◆ STATED PROBLEM: Write out all of the records precisely. Skip anything that is a picture.
----
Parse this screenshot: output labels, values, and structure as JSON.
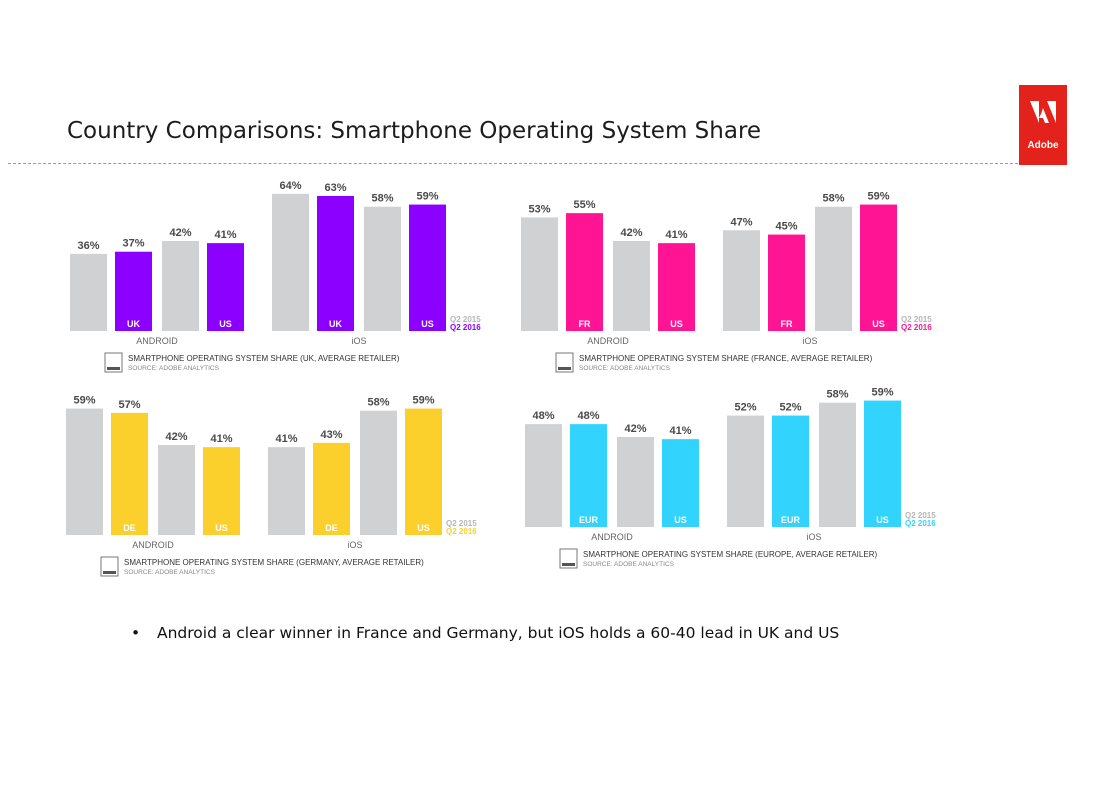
{
  "slide": {
    "title": "Country Comparisons: Smartphone Operating System Share",
    "logo_text": "Adobe",
    "bullet_marker": "•",
    "bullets": [
      "Android a clear winner in France and Germany, but iOS holds a 60-40 lead in UK and US"
    ]
  },
  "colors": {
    "baseline": "#d0d1d2",
    "brand_red": "#e3231b"
  },
  "chart_data": [
    {
      "type": "bar",
      "title": "SMARTPHONE OPERATING SYSTEM SHARE (UK, AVERAGE RETAILER)",
      "source": "SOURCE: ADOBE ANALYTICS",
      "groups": [
        "ANDROID",
        "iOS"
      ],
      "categories": [
        "UK",
        "US",
        "UK",
        "US"
      ],
      "legend": [
        "Q2 2015",
        "Q2 2016"
      ],
      "legend_placement": "bottom-right",
      "accent_color": "#8b00ff",
      "series": [
        {
          "name": "Q2 2015",
          "values": [
            36,
            42,
            64,
            58
          ]
        },
        {
          "name": "Q2 2016",
          "values": [
            37,
            41,
            63,
            59
          ]
        }
      ],
      "ylim": [
        0,
        70
      ]
    },
    {
      "type": "bar",
      "title": "SMARTPHONE OPERATING SYSTEM SHARE (FRANCE, AVERAGE RETAILER)",
      "source": "SOURCE: ADOBE ANALYTICS",
      "groups": [
        "ANDROID",
        "iOS"
      ],
      "categories": [
        "FR",
        "US",
        "FR",
        "US"
      ],
      "legend": [
        "Q2 2015",
        "Q2 2016"
      ],
      "legend_placement": "bottom-right",
      "accent_color": "#ff1493",
      "series": [
        {
          "name": "Q2 2015",
          "values": [
            53,
            42,
            47,
            58
          ]
        },
        {
          "name": "Q2 2016",
          "values": [
            55,
            41,
            45,
            59
          ]
        }
      ],
      "ylim": [
        0,
        70
      ]
    },
    {
      "type": "bar",
      "title": "SMARTPHONE OPERATING SYSTEM SHARE (GERMANY, AVERAGE RETAILER)",
      "source": "SOURCE: ADOBE ANALYTICS",
      "groups": [
        "ANDROID",
        "iOS"
      ],
      "categories": [
        "DE",
        "US",
        "DE",
        "US"
      ],
      "legend": [
        "Q2 2015",
        "Q2 2016"
      ],
      "legend_placement": "bottom-right",
      "accent_color": "#fcd02c",
      "series": [
        {
          "name": "Q2 2015",
          "values": [
            59,
            42,
            41,
            58
          ]
        },
        {
          "name": "Q2 2016",
          "values": [
            57,
            41,
            43,
            59
          ]
        }
      ],
      "ylim": [
        0,
        70
      ]
    },
    {
      "type": "bar",
      "title": "SMARTPHONE OPERATING SYSTEM SHARE (EUROPE, AVERAGE RETAILER)",
      "source": "SOURCE: ADOBE ANALYTICS",
      "groups": [
        "ANDROID",
        "iOS"
      ],
      "categories": [
        "EUR",
        "US",
        "EUR",
        "US"
      ],
      "legend": [
        "Q2 2015",
        "Q2 2016"
      ],
      "legend_placement": "bottom-right",
      "accent_color": "#32d4fd",
      "series": [
        {
          "name": "Q2 2015",
          "values": [
            48,
            42,
            52,
            58
          ]
        },
        {
          "name": "Q2 2016",
          "values": [
            48,
            41,
            52,
            59
          ]
        }
      ],
      "ylim": [
        0,
        70
      ]
    }
  ]
}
----
◆ RESPONSE:
Parse this screenshot: output labels, values, and structure as JSON.
{
  "slide": {
    "title": "Country Comparisons: Smartphone Operating System Share",
    "logo_text": "Adobe",
    "bullet_marker": "•",
    "bullets": [
      "Android a clear winner in France and Germany, but iOS holds a 60-40 lead in UK and US"
    ]
  },
  "colors": {
    "baseline": "#d0d1d2",
    "brand_red": "#e3231b"
  },
  "chart_data": [
    {
      "type": "bar",
      "title": "SMARTPHONE OPERATING SYSTEM SHARE (UK, AVERAGE RETAILER)",
      "source": "SOURCE: ADOBE ANALYTICS",
      "groups": [
        "ANDROID",
        "iOS"
      ],
      "categories": [
        "UK",
        "US",
        "UK",
        "US"
      ],
      "legend": [
        "Q2 2015",
        "Q2 2016"
      ],
      "legend_placement": "bottom-right",
      "accent_color": "#8b00ff",
      "series": [
        {
          "name": "Q2 2015",
          "values": [
            36,
            42,
            64,
            58
          ]
        },
        {
          "name": "Q2 2016",
          "values": [
            37,
            41,
            63,
            59
          ]
        }
      ],
      "ylim": [
        0,
        70
      ]
    },
    {
      "type": "bar",
      "title": "SMARTPHONE OPERATING SYSTEM SHARE (FRANCE, AVERAGE RETAILER)",
      "source": "SOURCE: ADOBE ANALYTICS",
      "groups": [
        "ANDROID",
        "iOS"
      ],
      "categories": [
        "FR",
        "US",
        "FR",
        "US"
      ],
      "legend": [
        "Q2 2015",
        "Q2 2016"
      ],
      "legend_placement": "bottom-right",
      "accent_color": "#ff1493",
      "series": [
        {
          "name": "Q2 2015",
          "values": [
            53,
            42,
            47,
            58
          ]
        },
        {
          "name": "Q2 2016",
          "values": [
            55,
            41,
            45,
            59
          ]
        }
      ],
      "ylim": [
        0,
        70
      ]
    },
    {
      "type": "bar",
      "title": "SMARTPHONE OPERATING SYSTEM SHARE (GERMANY, AVERAGE RETAILER)",
      "source": "SOURCE: ADOBE ANALYTICS",
      "groups": [
        "ANDROID",
        "iOS"
      ],
      "categories": [
        "DE",
        "US",
        "DE",
        "US"
      ],
      "legend": [
        "Q2 2015",
        "Q2 2016"
      ],
      "legend_placement": "bottom-right",
      "accent_color": "#fcd02c",
      "series": [
        {
          "name": "Q2 2015",
          "values": [
            59,
            42,
            41,
            58
          ]
        },
        {
          "name": "Q2 2016",
          "values": [
            57,
            41,
            43,
            59
          ]
        }
      ],
      "ylim": [
        0,
        70
      ]
    },
    {
      "type": "bar",
      "title": "SMARTPHONE OPERATING SYSTEM SHARE (EUROPE, AVERAGE RETAILER)",
      "source": "SOURCE: ADOBE ANALYTICS",
      "groups": [
        "ANDROID",
        "iOS"
      ],
      "categories": [
        "EUR",
        "US",
        "EUR",
        "US"
      ],
      "legend": [
        "Q2 2015",
        "Q2 2016"
      ],
      "legend_placement": "bottom-right",
      "accent_color": "#32d4fd",
      "series": [
        {
          "name": "Q2 2015",
          "values": [
            48,
            42,
            52,
            58
          ]
        },
        {
          "name": "Q2 2016",
          "values": [
            48,
            41,
            52,
            59
          ]
        }
      ],
      "ylim": [
        0,
        70
      ]
    }
  ]
}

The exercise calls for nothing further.